WHAT IS REQUIRED:
Every record below is to be retyped exactly.

MATERIAL FOR THE TASK:
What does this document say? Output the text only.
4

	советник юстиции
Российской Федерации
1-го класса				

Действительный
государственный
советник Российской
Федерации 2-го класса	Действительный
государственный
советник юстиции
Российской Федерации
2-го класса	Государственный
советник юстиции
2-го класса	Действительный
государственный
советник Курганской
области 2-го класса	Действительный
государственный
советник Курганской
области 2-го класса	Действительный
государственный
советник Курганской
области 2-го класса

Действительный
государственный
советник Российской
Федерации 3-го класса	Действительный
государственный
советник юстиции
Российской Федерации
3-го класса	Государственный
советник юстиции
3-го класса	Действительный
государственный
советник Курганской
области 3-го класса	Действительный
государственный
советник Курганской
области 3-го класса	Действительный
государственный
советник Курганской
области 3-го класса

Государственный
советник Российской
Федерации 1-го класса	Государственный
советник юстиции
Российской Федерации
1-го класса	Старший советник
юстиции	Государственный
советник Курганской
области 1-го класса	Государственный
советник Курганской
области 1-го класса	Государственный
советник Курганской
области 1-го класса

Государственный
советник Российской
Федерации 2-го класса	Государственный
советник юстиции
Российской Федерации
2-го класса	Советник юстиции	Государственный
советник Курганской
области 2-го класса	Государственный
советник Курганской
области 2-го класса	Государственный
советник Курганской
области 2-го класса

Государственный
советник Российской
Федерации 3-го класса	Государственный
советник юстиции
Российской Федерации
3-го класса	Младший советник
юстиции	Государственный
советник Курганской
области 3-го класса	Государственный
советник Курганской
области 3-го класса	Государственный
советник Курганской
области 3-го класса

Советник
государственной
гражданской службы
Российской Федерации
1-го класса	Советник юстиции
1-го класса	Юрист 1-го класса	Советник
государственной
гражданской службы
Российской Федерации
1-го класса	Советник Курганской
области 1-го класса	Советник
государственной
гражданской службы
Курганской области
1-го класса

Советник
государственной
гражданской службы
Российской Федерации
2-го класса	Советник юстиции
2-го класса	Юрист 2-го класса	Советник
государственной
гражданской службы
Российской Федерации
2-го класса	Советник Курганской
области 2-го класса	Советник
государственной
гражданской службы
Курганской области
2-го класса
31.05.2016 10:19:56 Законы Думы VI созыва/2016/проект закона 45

PROBLEM SOLUTION:
What does this document say? Output the text only.
4

	советник юстиции
Российской Федерации
1-го класса				

Действительный
государственный
советник Российской
Федерации 2-го класса	Действительный
государственный
советник юстиции
Российской Федерации
2-го класса	Государственный
советник юстиции
2-го класса	Действительный
государственный
советник Курганской
области 2-го класса	Действительный
государственный
советник Курганской
области 2-го класса	Действительный
государственный
советник Курганской
области 2-го класса

Действительный
государственный
советник Российской
Федерации 3-го класса	Действительный
государственный
советник юстиции
Российской Федерации
3-го класса	Государственный
советник юстиции
3-го класса	Действительный
государственный
советник Курганской
области 3-го класса	Действительный
государственный
советник Курганской
области 3-го класса	Действительный
государственный
советник Курганской
области 3-го класса

Государственный
советник Российской
Федерации 1-го класса	Государственный
советник юстиции
Российской Федерации
1-го класса	Старший советник
юстиции	Государственный
советник Курганской
области 1-го класса	Государственный
советник Курганской
области 1-го класса	Государственный
советник Курганской
области 1-го класса

Государственный
советник Российской
Федерации 2-го класса	Государственный
советник юстиции
Российской Федерации
2-го класса	Советник юстиции	Государственный
советник Курганской
области 2-го класса	Государственный
советник Курганской
области 2-го класса	Государственный
советник Курганской
области 2-го класса

Государственный
советник Российской
Федерации 3-го класса	Государственный
советник юстиции
Российской Федерации
3-го класса	Младший советник
юстиции	Государственный
советник Курганской
области 3-го класса	Государственный
советник Курганской
области 3-го класса	Государственный
советник Курганской
области 3-го класса

Советник
государственной
гражданской службы
Российской Федерации
1-го класса	Советник юстиции
1-го класса	Юрист 1-го класса	Советник
государственной
гражданской службы
Российской Федерации
1-го класса	Советник Курганской
области 1-го класса	Советник
государственной
гражданской службы
Курганской области
1-го класса

Советник
государственной
гражданской службы
Российской Федерации
2-го класса	Советник юстиции
2-го класса	Юрист 2-го класса	Советник
государственной
гражданской службы
Российской Федерации
2-го класса	Советник Курганской
области 2-го класса	Советник
государственной
гражданской службы
Курганской области
2-го класса
31.05.2016 10:19:56 Законы Думы VI созыва/2016/проект закона 45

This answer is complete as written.